Look through the data below. Collect every line where the word "noisy" occurs.
-- START --
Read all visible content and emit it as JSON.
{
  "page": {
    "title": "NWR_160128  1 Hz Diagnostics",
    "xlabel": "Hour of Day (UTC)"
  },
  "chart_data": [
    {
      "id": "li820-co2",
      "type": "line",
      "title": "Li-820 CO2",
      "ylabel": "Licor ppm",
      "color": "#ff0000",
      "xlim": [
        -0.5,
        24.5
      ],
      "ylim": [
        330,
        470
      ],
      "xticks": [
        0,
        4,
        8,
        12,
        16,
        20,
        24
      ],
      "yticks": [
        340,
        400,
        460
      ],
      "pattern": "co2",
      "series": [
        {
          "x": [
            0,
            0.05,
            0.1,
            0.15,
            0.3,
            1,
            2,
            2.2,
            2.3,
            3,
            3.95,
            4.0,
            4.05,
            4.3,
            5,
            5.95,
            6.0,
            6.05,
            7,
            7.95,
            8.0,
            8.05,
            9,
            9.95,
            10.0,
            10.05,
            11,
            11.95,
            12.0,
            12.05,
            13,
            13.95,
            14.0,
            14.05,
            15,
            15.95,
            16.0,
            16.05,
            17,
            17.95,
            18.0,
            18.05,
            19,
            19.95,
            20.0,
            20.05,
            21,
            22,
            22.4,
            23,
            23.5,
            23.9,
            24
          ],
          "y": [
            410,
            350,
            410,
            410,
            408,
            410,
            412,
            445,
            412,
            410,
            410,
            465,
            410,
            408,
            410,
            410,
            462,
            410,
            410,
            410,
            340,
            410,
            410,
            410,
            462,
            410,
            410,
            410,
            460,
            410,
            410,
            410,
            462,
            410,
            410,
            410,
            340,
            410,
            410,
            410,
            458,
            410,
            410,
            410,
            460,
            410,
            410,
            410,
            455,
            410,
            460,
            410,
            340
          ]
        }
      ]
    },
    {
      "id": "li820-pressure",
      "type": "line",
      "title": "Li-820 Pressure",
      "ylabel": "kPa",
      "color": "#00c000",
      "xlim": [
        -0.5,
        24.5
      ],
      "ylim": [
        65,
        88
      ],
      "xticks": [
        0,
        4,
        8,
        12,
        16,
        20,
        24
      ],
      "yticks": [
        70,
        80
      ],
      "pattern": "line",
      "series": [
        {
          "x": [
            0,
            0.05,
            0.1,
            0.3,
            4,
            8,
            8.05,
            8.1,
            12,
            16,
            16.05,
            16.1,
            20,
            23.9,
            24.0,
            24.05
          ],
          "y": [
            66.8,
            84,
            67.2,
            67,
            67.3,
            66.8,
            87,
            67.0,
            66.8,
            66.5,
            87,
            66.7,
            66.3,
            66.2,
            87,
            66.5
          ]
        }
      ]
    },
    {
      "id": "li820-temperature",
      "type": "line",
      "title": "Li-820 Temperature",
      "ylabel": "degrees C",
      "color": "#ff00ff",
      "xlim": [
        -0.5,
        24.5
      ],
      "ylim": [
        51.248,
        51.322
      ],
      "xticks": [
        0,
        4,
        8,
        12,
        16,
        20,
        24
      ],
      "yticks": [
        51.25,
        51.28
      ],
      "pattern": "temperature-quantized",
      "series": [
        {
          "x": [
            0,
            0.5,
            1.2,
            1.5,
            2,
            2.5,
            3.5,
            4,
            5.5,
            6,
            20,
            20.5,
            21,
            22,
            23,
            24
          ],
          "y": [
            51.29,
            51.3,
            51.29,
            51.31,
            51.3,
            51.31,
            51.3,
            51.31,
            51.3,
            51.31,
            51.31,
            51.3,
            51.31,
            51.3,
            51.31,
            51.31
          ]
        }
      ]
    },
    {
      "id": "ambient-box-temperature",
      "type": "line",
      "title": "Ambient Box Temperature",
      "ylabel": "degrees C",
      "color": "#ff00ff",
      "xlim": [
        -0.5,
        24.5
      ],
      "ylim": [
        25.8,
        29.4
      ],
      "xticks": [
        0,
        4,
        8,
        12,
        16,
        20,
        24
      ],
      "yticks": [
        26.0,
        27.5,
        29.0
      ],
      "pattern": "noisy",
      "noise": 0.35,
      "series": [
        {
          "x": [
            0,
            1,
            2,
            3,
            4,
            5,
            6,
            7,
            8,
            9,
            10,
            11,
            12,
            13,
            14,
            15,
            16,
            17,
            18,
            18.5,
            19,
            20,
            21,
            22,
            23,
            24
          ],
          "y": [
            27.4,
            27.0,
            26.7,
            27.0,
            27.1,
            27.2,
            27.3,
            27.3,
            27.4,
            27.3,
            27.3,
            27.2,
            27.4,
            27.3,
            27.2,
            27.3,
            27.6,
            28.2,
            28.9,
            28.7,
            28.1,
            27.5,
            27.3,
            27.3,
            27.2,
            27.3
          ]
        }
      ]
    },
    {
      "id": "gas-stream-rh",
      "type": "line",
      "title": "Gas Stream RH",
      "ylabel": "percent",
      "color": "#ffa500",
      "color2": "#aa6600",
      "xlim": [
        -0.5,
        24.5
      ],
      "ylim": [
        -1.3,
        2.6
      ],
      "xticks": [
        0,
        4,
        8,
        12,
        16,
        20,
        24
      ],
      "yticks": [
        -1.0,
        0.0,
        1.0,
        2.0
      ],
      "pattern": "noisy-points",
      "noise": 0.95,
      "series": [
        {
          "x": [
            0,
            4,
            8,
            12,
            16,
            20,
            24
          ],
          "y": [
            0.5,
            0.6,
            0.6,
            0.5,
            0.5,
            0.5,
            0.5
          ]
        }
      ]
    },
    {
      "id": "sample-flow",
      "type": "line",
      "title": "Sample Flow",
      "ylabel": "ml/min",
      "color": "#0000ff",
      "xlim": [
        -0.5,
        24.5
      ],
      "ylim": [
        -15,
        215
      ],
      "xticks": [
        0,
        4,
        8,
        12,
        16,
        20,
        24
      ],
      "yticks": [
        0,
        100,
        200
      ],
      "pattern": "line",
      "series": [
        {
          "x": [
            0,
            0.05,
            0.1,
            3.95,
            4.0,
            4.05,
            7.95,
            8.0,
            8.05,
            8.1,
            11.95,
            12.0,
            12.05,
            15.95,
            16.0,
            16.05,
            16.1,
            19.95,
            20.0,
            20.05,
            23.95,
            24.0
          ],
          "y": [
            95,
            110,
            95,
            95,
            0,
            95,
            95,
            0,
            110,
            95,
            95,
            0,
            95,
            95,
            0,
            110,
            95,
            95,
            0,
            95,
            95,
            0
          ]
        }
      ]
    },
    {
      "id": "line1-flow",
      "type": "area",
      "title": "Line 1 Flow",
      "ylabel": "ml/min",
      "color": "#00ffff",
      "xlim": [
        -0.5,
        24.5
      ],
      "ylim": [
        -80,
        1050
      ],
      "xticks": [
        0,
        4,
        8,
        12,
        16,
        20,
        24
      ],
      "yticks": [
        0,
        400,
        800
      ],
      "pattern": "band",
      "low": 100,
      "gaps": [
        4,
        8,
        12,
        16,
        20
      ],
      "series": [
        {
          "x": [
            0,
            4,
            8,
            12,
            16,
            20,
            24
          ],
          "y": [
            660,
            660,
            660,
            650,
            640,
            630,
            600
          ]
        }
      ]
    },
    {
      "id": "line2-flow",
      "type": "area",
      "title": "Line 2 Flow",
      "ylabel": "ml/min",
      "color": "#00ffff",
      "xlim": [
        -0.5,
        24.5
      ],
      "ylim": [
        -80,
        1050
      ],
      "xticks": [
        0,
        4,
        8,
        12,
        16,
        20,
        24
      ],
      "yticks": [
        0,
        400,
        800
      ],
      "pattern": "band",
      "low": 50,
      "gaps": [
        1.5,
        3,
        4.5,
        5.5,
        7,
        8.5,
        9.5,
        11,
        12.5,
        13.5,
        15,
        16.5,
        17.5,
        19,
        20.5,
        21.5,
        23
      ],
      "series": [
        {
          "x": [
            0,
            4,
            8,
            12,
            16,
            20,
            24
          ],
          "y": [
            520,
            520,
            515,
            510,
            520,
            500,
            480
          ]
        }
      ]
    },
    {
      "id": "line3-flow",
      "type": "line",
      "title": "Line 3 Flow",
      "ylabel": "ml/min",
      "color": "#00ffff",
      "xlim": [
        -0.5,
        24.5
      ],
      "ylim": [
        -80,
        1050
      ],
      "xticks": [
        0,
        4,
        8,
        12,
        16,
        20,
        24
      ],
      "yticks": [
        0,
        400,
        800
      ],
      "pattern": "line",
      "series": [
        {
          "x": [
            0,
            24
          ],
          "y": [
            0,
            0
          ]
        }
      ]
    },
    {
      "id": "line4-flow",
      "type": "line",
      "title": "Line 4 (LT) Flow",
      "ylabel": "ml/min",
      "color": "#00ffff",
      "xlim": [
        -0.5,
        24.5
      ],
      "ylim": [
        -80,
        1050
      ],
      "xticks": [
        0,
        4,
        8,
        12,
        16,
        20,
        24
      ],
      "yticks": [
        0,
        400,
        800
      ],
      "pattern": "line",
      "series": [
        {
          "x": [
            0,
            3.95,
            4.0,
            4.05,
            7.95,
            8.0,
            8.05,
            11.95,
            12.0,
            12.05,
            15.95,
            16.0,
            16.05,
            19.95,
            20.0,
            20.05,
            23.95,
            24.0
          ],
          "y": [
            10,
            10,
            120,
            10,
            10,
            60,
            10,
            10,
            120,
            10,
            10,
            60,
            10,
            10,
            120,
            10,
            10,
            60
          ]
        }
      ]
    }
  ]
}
-- END --
EXPECTED ANSWER>
      "pattern": "noisy",
      "pattern": "noisy-points",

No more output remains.